» **Dataset items**
################
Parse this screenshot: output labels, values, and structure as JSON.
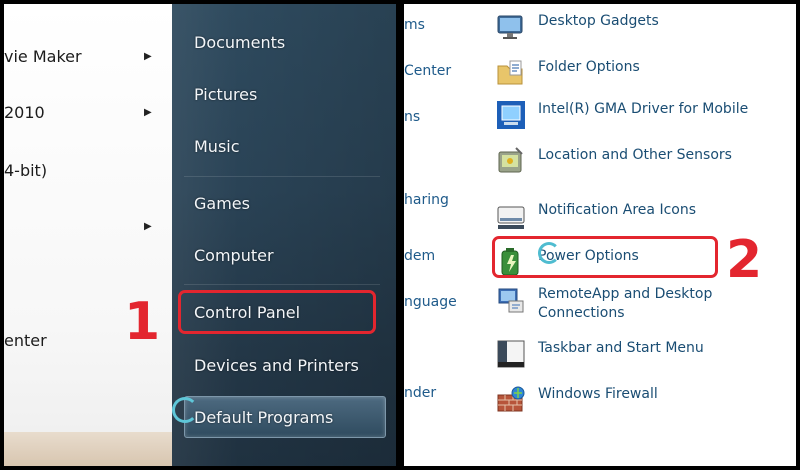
{
  "start_menu": {
    "programs": [
      {
        "label": "vie Maker",
        "has_arrow": true
      },
      {
        "label": " 2010",
        "has_arrow": true
      },
      {
        "label": "4-bit)",
        "has_arrow": false
      },
      {
        "label": "",
        "has_arrow": true
      },
      {
        "label": "enter",
        "has_arrow": false
      }
    ],
    "places": [
      "Documents",
      "Pictures",
      "Music",
      "Games",
      "Computer",
      "Control Panel",
      "Devices and Printers",
      "Default Programs"
    ],
    "step_badge": "1"
  },
  "control_panel": {
    "categories": [
      "ms",
      "Center",
      "ns",
      "haring",
      "dem",
      "nguage",
      "nder"
    ],
    "items": [
      {
        "label": "Desktop Gadgets",
        "icon": "desktop-gadgets-icon"
      },
      {
        "label": "Folder Options",
        "icon": "folder-options-icon"
      },
      {
        "label": "Intel(R) GMA Driver for Mobile",
        "icon": "intel-gma-icon"
      },
      {
        "label": "Location and Other Sensors",
        "icon": "location-sensors-icon"
      },
      {
        "label": "Notification Area Icons",
        "icon": "notification-area-icon"
      },
      {
        "label": "Power Options",
        "icon": "power-options-icon"
      },
      {
        "label": "RemoteApp and Desktop Connections",
        "icon": "remoteapp-icon"
      },
      {
        "label": "Taskbar and Start Menu",
        "icon": "taskbar-icon"
      },
      {
        "label": "Windows Firewall",
        "icon": "firewall-icon"
      }
    ],
    "step_badge": "2"
  },
  "colors": {
    "highlight": "#e3262f",
    "link": "#1a4d73",
    "start_menu_right": "#2a4356"
  }
}
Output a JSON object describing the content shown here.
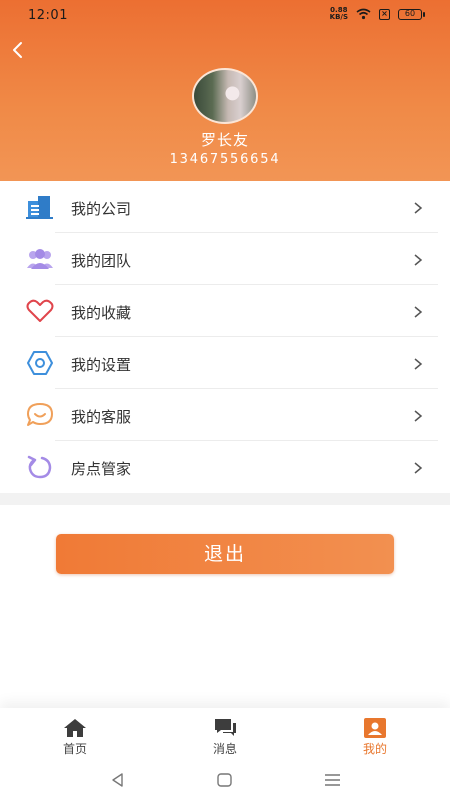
{
  "status_bar": {
    "time": "12:01",
    "net_speed": "0.88",
    "net_unit": "KB/S",
    "battery": "60"
  },
  "profile": {
    "name": "罗长友",
    "phone": "13467556654"
  },
  "menu": [
    {
      "label": "我的公司",
      "icon": "building-icon",
      "color": "#3d8fdc"
    },
    {
      "label": "我的团队",
      "icon": "team-icon",
      "color": "#a48be6"
    },
    {
      "label": "我的收藏",
      "icon": "heart-icon",
      "color": "#e0454c"
    },
    {
      "label": "我的设置",
      "icon": "gear-icon",
      "color": "#3d8fdc"
    },
    {
      "label": "我的客服",
      "icon": "chat-bubble-icon",
      "color": "#f0a05a"
    },
    {
      "label": "房点管家",
      "icon": "refresh-icon",
      "color": "#a48be6"
    }
  ],
  "logout_label": "退出",
  "tabs": [
    {
      "label": "首页",
      "icon": "home-icon",
      "active": false
    },
    {
      "label": "消息",
      "icon": "message-icon",
      "active": false
    },
    {
      "label": "我的",
      "icon": "profile-icon",
      "active": true
    }
  ],
  "colors": {
    "accent": "#ee7a38",
    "header_top": "#ec6f32",
    "header_bottom": "#f29555"
  }
}
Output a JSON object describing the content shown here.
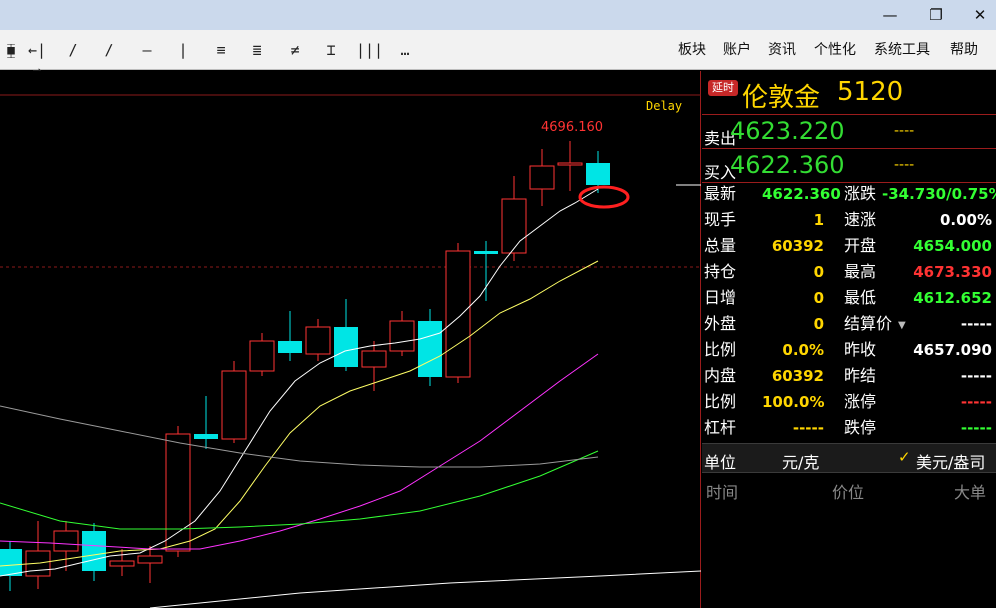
{
  "window": {
    "min": "—",
    "restore": "❐",
    "close": "✕"
  },
  "toolbar": {
    "tools": [
      "⧯",
      "←|→",
      "/",
      "∕",
      "—",
      "|",
      "≡",
      "≣",
      "≠",
      "⌶",
      "|||",
      "…"
    ],
    "menu": [
      "板块",
      "账户",
      "资讯",
      "个性化",
      "系统工具",
      "帮助"
    ]
  },
  "chart": {
    "delay_label": "Delay",
    "high_label": "4696.160",
    "colors": {
      "up": "#ff3333",
      "down": "#00e5e5",
      "ma5": "#ffffff",
      "ma10": "#ffff66",
      "ma20": "#ff33ff",
      "ma60": "#33ff33",
      "grid": "#8b1a1a"
    }
  },
  "quote": {
    "badge": "延时",
    "name": "伦敦金",
    "code": "5120",
    "sell": {
      "label": "卖出",
      "price": "4623.220",
      "vol": "----"
    },
    "buy": {
      "label": "买入",
      "price": "4622.360",
      "vol": "----"
    },
    "stats": [
      {
        "l": "最新",
        "v": "4622.360",
        "c": "#33ff33",
        "l2": "涨跌",
        "v2": "-34.730/0.75%",
        "c2": "#33ff33"
      },
      {
        "l": "现手",
        "v": "1",
        "c": "#ffd600",
        "l2": "速涨",
        "v2": "0.00%",
        "c2": "#ffffff"
      },
      {
        "l": "总量",
        "v": "60392",
        "c": "#ffd600",
        "l2": "开盘",
        "v2": "4654.000",
        "c2": "#33ff33"
      },
      {
        "l": "持仓",
        "v": "0",
        "c": "#ffd600",
        "l2": "最高",
        "v2": "4673.330",
        "c2": "#ff3333"
      },
      {
        "l": "日增",
        "v": "0",
        "c": "#ffd600",
        "l2": "最低",
        "v2": "4612.652",
        "c2": "#33ff33"
      },
      {
        "l": "外盘",
        "v": "0",
        "c": "#ffd600",
        "l2": "结算价",
        "v2": "-----",
        "c2": "#ffffff"
      },
      {
        "l": "比例",
        "v": "0.0%",
        "c": "#ffd600",
        "l2": "昨收",
        "v2": "4657.090",
        "c2": "#ffffff"
      },
      {
        "l": "内盘",
        "v": "60392",
        "c": "#ffd600",
        "l2": "昨结",
        "v2": "-----",
        "c2": "#ffffff"
      },
      {
        "l": "比例",
        "v": "100.0%",
        "c": "#ffd600",
        "l2": "涨停",
        "v2": "-----",
        "c2": "#ff3333"
      },
      {
        "l": "杠杆",
        "v": "-----",
        "c": "#ffd600",
        "l2": "跌停",
        "v2": "-----",
        "c2": "#33ff33"
      }
    ],
    "unit_label": "单位",
    "unit_value": "元/克",
    "currency": "美元/盎司",
    "tick_headers": [
      "时间",
      "价位",
      "大单"
    ]
  }
}
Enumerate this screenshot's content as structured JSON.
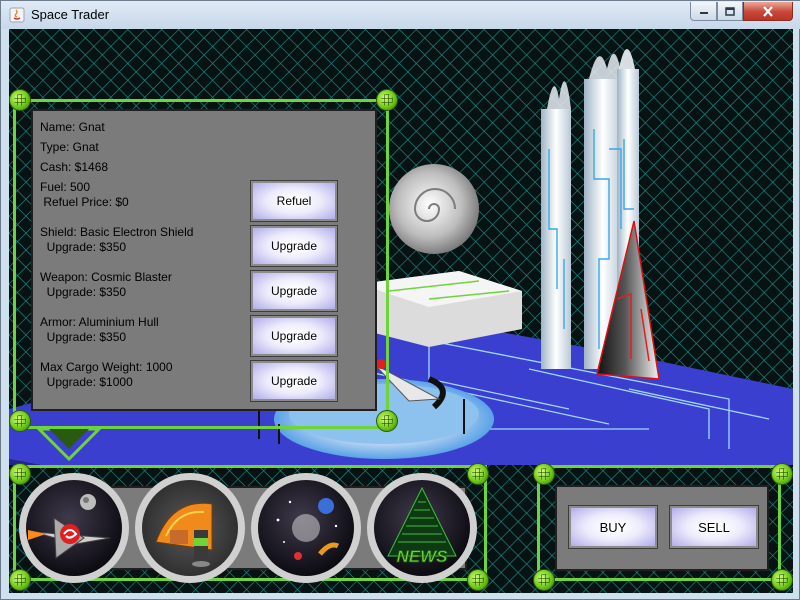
{
  "window": {
    "title": "Space Trader"
  },
  "ship": {
    "name_text": "Name: Gnat",
    "type_text": "Type: Gnat",
    "cash_text": "Cash: $1468",
    "fuel_text": "Fuel: 500",
    "refuel_price_text": " Refuel Price: $0",
    "shield_text": "Shield: Basic Electron Shield",
    "shield_upgrade_text": "  Upgrade: $350",
    "weapon_text": "Weapon: Cosmic Blaster",
    "weapon_upgrade_text": "  Upgrade: $350",
    "armor_text": "Armor: Aluminium Hull",
    "armor_upgrade_text": "  Upgrade: $350",
    "cargo_text": "Max Cargo Weight: 1000",
    "cargo_upgrade_text": "  Upgrade: $1000"
  },
  "buttons": {
    "refuel": "Refuel",
    "upgrade": "Upgrade"
  },
  "nav": {
    "icons": [
      "ship-icon",
      "hangar-icon",
      "galaxy-map-icon",
      "news-icon"
    ],
    "news_label": "NEWS"
  },
  "trade": {
    "buy": "BUY",
    "sell": "SELL"
  },
  "colors": {
    "frame_green": "#6ed43a",
    "panel_gray": "#7b7b7b",
    "grid_cyan": "#1f8f8a",
    "floor_blue": "#3b3fd0"
  }
}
################
» **DIRECTION**
For the listing above, identify each line bearing "screenshot".

» **REPLY TO THE EXERCISE**
Parse this screenshot: output labels, values, and structure as JSON.
Enumerate this screenshot's content as structured JSON.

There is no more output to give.